* [Exercise]:
Take each line containing "etmek" and report it exactly as written.

Extracted records
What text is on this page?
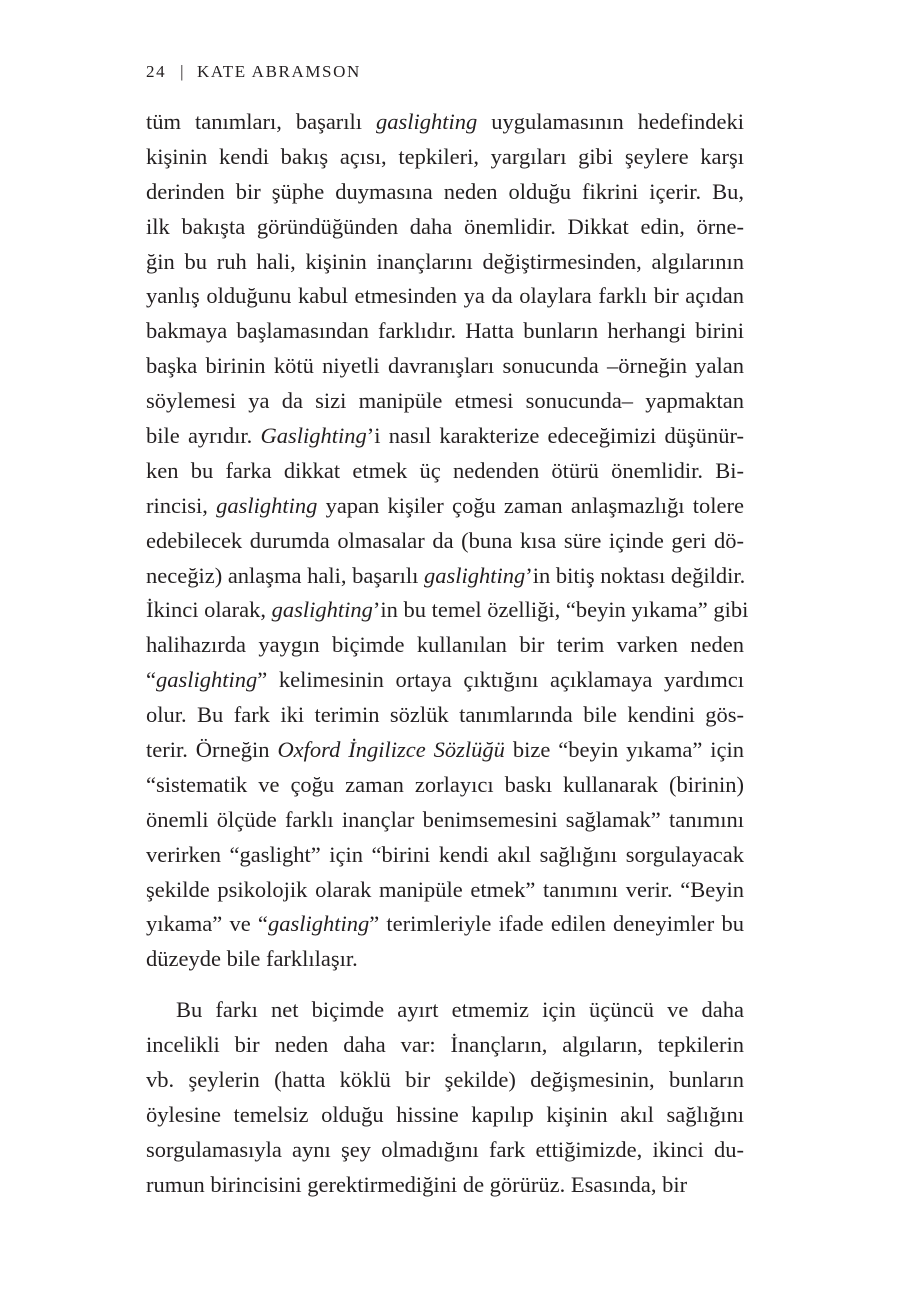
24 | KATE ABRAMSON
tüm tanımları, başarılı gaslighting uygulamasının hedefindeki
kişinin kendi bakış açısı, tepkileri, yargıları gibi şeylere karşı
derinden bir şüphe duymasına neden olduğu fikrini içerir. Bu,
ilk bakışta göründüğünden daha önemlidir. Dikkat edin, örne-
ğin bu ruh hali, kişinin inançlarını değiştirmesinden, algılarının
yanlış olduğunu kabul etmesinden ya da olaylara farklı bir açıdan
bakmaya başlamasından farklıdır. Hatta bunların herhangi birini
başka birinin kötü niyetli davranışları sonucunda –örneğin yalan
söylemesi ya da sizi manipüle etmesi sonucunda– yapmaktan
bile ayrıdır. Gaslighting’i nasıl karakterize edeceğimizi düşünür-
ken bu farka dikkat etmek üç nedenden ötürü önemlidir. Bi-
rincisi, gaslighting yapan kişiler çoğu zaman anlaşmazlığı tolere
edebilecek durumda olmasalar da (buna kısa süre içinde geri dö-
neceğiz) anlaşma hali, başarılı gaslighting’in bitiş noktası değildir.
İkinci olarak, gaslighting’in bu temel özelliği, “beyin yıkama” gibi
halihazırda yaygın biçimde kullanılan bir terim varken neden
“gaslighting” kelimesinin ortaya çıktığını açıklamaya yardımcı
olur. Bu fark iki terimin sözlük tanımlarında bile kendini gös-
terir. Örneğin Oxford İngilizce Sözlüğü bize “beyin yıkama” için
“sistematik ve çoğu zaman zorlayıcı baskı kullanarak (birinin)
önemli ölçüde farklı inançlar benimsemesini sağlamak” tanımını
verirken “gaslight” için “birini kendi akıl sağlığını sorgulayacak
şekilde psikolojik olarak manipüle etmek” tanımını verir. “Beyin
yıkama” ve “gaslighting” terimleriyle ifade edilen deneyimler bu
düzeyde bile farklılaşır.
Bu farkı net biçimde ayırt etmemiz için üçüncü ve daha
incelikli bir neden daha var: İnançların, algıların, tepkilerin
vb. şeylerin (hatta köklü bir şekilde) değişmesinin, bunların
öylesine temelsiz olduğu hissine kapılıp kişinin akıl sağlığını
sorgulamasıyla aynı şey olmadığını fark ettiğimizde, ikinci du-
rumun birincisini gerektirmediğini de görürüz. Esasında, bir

* [Finished answer]:
ken bu farka dikkat etmek üç nedenden ötürü önemlidir. Bi-
şekilde psikolojik olarak manipüle etmek” tanımını verir. “Beyin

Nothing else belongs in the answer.